#### WHAT THE TASK REQUIRES
Select, from the material below, each line with "spread" in it.

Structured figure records

····················

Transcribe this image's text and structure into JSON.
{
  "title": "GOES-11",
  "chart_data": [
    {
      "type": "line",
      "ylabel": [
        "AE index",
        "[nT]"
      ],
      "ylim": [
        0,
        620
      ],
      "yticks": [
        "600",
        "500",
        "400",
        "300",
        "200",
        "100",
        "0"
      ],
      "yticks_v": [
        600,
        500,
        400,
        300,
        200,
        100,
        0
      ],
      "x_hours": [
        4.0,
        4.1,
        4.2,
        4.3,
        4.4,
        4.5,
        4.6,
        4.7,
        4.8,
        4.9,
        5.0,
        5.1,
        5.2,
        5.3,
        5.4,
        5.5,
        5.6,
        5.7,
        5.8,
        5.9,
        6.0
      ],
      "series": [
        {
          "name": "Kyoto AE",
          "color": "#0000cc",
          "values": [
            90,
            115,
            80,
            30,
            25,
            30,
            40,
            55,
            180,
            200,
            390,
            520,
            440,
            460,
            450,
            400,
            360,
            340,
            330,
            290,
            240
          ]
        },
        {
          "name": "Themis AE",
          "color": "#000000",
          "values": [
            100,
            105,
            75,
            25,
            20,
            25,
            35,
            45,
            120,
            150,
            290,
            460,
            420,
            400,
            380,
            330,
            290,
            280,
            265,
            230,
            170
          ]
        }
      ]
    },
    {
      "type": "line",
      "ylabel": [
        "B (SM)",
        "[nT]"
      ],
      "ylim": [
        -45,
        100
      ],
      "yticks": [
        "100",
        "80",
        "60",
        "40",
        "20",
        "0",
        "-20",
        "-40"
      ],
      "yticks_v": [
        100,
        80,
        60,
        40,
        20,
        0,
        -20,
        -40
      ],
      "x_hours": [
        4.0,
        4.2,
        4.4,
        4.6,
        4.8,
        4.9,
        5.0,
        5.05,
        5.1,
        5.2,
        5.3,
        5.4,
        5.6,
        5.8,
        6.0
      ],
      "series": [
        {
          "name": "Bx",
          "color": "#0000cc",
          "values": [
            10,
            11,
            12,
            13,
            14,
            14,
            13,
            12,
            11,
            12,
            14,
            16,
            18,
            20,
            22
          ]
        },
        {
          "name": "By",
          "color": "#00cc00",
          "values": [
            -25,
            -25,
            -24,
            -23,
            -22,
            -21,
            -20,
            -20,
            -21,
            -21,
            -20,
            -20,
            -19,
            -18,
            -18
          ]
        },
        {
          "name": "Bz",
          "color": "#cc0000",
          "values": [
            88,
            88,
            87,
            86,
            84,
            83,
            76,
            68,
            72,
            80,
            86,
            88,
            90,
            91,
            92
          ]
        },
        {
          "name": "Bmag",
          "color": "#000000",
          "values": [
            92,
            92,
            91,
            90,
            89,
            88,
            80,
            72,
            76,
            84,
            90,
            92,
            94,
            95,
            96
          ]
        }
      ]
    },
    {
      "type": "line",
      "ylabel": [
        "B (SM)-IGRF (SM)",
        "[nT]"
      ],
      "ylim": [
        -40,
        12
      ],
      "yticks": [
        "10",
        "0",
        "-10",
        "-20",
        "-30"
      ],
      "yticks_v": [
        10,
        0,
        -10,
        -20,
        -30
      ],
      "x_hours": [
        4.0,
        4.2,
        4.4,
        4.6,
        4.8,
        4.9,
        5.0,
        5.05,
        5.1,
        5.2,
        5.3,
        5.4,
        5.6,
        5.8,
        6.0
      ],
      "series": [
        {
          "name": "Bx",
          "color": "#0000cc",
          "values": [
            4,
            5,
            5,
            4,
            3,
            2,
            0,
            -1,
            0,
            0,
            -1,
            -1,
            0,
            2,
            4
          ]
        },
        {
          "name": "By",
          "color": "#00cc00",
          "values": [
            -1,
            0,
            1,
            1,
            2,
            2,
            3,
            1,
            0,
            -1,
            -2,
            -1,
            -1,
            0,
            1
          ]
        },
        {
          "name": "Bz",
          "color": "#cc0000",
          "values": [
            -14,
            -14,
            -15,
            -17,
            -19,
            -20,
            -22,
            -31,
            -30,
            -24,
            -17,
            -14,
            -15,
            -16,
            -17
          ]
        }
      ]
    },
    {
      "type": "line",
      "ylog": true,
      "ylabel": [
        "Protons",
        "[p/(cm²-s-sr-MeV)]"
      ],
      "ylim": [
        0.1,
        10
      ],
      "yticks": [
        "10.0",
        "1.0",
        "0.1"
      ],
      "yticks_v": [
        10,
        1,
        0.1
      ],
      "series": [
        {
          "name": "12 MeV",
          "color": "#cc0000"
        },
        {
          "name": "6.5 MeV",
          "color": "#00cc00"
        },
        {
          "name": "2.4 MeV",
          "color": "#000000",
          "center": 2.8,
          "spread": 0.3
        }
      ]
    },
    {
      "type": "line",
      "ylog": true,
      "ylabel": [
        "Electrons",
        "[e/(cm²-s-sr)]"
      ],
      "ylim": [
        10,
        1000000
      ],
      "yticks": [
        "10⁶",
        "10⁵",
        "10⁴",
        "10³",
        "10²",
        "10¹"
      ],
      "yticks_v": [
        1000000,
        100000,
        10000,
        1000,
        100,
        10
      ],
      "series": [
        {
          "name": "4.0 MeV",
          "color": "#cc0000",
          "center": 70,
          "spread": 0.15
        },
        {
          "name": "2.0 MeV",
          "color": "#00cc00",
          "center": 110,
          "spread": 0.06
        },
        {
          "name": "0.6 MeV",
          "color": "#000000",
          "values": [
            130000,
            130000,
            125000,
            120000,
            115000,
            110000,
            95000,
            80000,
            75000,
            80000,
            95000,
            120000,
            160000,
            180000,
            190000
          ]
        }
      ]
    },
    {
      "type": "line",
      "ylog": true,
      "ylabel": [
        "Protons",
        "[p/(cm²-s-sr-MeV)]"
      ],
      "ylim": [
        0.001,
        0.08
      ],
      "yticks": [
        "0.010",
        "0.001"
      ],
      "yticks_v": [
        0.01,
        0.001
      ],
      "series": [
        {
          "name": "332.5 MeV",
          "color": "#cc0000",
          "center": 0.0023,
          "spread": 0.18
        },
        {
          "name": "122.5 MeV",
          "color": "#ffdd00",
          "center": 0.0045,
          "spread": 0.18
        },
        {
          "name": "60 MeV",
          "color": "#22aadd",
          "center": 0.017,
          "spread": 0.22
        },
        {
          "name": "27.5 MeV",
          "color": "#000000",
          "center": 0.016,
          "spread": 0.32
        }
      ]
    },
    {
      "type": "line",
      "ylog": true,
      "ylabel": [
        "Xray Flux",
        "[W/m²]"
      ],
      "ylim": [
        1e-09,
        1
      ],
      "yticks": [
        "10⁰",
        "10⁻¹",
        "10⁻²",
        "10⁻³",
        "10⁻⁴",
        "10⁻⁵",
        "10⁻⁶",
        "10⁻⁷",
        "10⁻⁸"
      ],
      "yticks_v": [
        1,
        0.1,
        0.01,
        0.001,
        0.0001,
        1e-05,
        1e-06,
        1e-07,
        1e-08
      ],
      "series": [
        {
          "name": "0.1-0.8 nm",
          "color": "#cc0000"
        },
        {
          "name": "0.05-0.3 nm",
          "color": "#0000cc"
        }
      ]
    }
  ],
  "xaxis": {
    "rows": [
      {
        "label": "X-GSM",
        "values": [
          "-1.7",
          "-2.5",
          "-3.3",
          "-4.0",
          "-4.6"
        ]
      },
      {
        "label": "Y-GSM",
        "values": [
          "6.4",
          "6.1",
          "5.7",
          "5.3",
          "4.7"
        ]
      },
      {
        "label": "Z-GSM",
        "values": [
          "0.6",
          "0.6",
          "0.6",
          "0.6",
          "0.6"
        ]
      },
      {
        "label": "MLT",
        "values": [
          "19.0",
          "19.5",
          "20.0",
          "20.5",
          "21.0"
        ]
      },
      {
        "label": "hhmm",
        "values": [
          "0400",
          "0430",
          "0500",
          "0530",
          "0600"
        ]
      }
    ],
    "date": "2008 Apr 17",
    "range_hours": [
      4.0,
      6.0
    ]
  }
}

····················

#### SOLVED PROBLEM
          "spread": 0.3
          "spread": 0.15
          "spread": 0.06
          "spread": 0.18
          "spread": 0.18
          "spread": 0.22
          "spread": 0.32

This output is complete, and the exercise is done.